**RECORD EXTRACTS:**

⟨

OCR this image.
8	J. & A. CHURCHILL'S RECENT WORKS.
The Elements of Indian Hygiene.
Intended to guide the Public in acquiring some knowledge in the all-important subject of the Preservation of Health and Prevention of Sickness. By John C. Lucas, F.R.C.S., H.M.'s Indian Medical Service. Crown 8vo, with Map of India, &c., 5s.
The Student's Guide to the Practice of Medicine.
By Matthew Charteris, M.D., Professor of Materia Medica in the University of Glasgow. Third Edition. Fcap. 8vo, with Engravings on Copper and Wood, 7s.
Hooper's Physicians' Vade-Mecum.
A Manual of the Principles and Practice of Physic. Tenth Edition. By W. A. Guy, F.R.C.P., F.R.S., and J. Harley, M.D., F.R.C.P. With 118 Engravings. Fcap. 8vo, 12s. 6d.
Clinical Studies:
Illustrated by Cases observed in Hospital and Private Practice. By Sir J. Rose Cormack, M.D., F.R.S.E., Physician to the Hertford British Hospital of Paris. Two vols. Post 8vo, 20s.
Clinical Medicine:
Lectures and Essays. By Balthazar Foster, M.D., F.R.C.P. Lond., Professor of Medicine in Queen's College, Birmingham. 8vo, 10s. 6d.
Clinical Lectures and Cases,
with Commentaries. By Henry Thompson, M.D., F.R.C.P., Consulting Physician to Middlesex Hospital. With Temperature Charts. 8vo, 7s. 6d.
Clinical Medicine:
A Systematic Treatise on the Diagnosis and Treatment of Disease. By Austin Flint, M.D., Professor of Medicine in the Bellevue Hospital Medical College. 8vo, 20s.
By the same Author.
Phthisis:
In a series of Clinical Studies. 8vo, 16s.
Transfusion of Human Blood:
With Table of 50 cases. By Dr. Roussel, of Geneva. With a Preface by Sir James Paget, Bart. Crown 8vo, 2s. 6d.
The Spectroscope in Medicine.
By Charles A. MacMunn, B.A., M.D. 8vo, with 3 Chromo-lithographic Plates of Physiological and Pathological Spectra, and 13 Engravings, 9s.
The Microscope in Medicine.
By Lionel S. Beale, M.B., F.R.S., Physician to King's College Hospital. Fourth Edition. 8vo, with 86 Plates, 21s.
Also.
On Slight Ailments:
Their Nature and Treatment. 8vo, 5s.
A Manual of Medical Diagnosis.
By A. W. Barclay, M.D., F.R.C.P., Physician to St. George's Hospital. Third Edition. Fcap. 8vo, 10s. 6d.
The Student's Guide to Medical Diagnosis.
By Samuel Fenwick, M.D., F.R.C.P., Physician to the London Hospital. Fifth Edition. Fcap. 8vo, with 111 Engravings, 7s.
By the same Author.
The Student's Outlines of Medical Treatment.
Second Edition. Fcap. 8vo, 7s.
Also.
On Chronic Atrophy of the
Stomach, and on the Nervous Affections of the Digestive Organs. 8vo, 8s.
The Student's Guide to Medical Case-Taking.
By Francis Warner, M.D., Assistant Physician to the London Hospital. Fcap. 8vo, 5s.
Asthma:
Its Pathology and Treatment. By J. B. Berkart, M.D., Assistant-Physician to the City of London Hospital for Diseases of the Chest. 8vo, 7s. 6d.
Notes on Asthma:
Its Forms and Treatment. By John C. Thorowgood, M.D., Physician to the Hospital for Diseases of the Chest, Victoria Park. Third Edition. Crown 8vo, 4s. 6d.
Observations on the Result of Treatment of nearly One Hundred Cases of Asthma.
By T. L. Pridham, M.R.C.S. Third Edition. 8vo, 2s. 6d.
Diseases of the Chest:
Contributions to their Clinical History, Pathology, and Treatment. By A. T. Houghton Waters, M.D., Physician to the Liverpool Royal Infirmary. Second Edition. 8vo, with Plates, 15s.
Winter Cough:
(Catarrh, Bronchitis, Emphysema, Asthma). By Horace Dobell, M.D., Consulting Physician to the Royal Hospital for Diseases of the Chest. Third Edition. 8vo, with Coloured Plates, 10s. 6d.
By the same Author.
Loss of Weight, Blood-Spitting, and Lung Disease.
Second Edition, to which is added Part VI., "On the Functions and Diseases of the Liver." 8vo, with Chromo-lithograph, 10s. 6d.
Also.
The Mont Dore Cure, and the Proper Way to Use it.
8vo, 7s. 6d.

⟩
⟨

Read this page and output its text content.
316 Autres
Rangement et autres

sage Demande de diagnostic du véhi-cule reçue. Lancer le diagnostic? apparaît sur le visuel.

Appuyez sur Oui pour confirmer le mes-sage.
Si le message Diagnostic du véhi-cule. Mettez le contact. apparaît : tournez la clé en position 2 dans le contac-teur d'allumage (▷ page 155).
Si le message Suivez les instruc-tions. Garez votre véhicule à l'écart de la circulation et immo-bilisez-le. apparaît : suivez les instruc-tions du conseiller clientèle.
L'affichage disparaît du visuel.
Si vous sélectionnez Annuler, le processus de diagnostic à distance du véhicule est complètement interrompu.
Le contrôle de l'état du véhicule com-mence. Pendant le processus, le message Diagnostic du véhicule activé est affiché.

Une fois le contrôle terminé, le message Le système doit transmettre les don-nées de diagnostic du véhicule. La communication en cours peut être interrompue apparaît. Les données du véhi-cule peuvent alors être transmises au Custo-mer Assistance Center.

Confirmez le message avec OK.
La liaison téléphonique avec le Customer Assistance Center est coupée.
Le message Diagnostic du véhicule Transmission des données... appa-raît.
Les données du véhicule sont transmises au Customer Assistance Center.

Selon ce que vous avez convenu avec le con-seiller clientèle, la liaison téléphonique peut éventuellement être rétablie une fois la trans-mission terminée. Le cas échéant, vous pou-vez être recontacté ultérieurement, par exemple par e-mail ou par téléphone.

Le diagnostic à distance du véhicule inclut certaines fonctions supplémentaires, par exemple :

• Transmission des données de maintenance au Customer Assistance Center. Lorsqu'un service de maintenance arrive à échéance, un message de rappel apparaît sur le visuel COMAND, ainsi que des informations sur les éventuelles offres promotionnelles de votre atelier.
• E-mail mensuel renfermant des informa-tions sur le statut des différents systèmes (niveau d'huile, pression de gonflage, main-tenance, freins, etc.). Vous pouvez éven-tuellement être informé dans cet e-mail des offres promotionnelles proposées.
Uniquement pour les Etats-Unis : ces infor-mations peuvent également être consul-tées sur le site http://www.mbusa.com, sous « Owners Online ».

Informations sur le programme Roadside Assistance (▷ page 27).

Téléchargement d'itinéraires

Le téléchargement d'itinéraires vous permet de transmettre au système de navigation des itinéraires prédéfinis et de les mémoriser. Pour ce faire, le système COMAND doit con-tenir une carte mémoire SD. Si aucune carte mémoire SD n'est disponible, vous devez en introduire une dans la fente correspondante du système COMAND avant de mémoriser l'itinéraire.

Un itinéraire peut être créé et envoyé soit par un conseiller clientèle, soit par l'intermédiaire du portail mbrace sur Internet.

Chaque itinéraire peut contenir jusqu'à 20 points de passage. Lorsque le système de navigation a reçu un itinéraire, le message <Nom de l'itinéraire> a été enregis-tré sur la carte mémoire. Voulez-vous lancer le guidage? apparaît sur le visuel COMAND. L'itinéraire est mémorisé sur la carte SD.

⟩

**GOAL:**
A line counts if it holds the word "promotionnelles". How many lines of the entries count? Give the number only.

**RESULT BELOW:**
2